TASK REQUIREMENTS
Gather every line of the records below that contains the string "配置文件", and copy each one in full.

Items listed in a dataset
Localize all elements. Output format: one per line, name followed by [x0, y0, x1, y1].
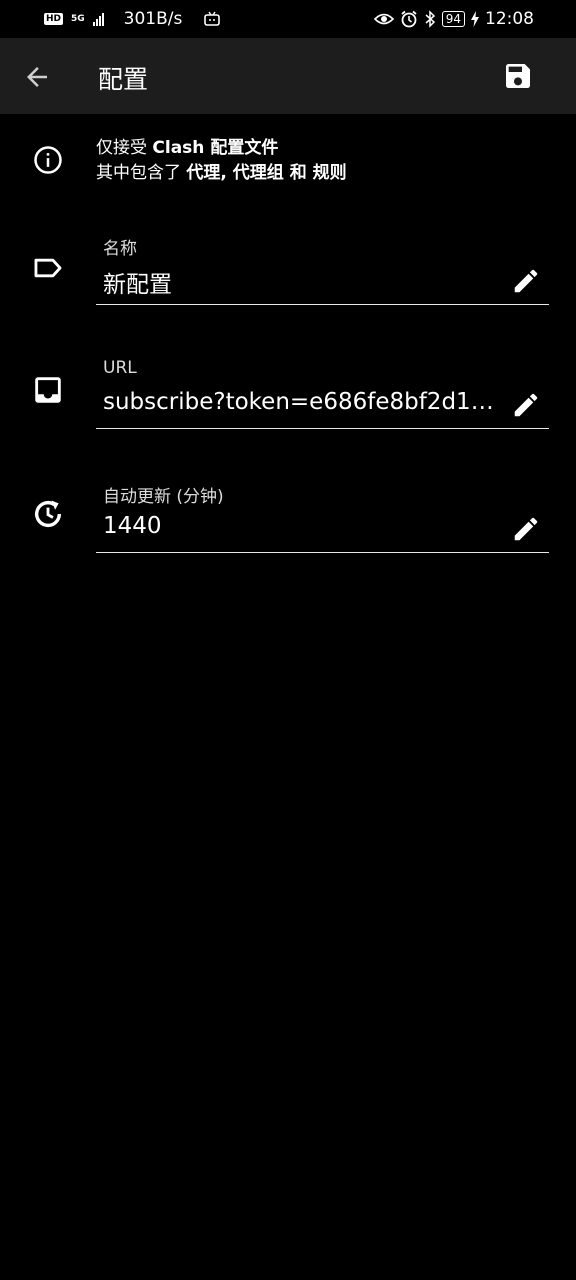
pencil-icon — [514, 517, 538, 541]
network-type: 5G — [71, 13, 85, 24]
info-icon — [34, 146, 62, 174]
info-line-1-bold: Clash 配置文件 — [152, 138, 279, 158]
status-bar: HD 5G 301B/s 94 12:08 — [0, 0, 576, 38]
status-left: HD 5G 301B/s — [44, 9, 221, 29]
label-tag-icon — [34, 258, 62, 278]
auto-update-field-row: 自动更新 (分钟) 1440 — [0, 470, 576, 570]
auto-update-field[interactable]: 自动更新 (分钟) 1440 — [96, 470, 549, 553]
info-line-2: 其中包含了 代理, 代理组 和 规则 — [96, 161, 347, 186]
eye-icon — [373, 13, 394, 25]
arrow-back-icon — [27, 67, 47, 87]
url-edit-button[interactable] — [511, 390, 541, 420]
info-line-2-prefix: 其中包含了 — [96, 163, 187, 183]
info-text: 仅接受 Clash 配置文件 其中包含了 代理, 代理组 和 规则 — [96, 136, 347, 186]
tv-icon — [204, 11, 221, 26]
inbox-icon — [35, 377, 61, 403]
name-field-row: 名称 新配置 — [0, 222, 576, 322]
name-field-label: 名称 — [103, 239, 137, 259]
name-field[interactable]: 名称 新配置 — [96, 222, 549, 305]
clock-time: 12:08 — [485, 9, 534, 29]
url-field-label: URL — [103, 358, 137, 378]
hd-badge: HD — [44, 13, 64, 25]
signal-icon — [92, 12, 104, 26]
name-edit-button[interactable] — [511, 266, 541, 296]
alarm-icon — [401, 10, 417, 28]
battery-level: 94 — [445, 12, 461, 26]
save-button[interactable] — [502, 60, 534, 92]
battery-icon: 94 — [441, 11, 465, 27]
pencil-icon — [514, 393, 538, 417]
page-title: 配置 — [98, 65, 149, 94]
back-button[interactable] — [22, 62, 52, 92]
clock-update-icon — [34, 500, 62, 527]
url-field-row: URL subscribe?token=e686fe8bf2d12b... — [0, 346, 576, 446]
bluetooth-icon — [425, 10, 435, 28]
info-line-1-prefix: 仅接受 — [96, 138, 153, 158]
app-bar: 配置 — [0, 38, 576, 114]
auto-update-edit-button[interactable] — [511, 514, 541, 544]
auto-update-field-label: 自动更新 (分钟) — [103, 487, 224, 507]
charging-icon — [471, 11, 479, 27]
info-line-2-bold: 代理, 代理组 和 规则 — [186, 163, 347, 183]
status-right: 94 12:08 — [373, 9, 534, 29]
url-field[interactable]: URL subscribe?token=e686fe8bf2d12b... — [96, 346, 549, 429]
info-row: 仅接受 Clash 配置文件 其中包含了 代理, 代理组 和 规则 — [0, 136, 576, 186]
name-field-value: 新配置 — [103, 272, 172, 298]
auto-update-field-value: 1440 — [103, 513, 162, 539]
save-icon — [506, 64, 530, 88]
url-field-value: subscribe?token=e686fe8bf2d12b... — [103, 389, 503, 415]
net-speed: 301B/s — [123, 9, 183, 29]
pencil-icon — [514, 269, 538, 293]
info-line-1: 仅接受 Clash 配置文件 — [96, 136, 347, 161]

EXERCISE RESULT
info-line-1-bold: Clash 配置文件 — [152, 138, 279, 158]
info-text: 仅接受 Clash 配置文件 其中包含了 代理, 代理组 和 规则 — [96, 136, 347, 186]
info-row: 仅接受 Clash 配置文件 其中包含了 代理, 代理组 和 规则 — [0, 136, 576, 186]
info-line-1: 仅接受 Clash 配置文件 — [96, 136, 347, 161]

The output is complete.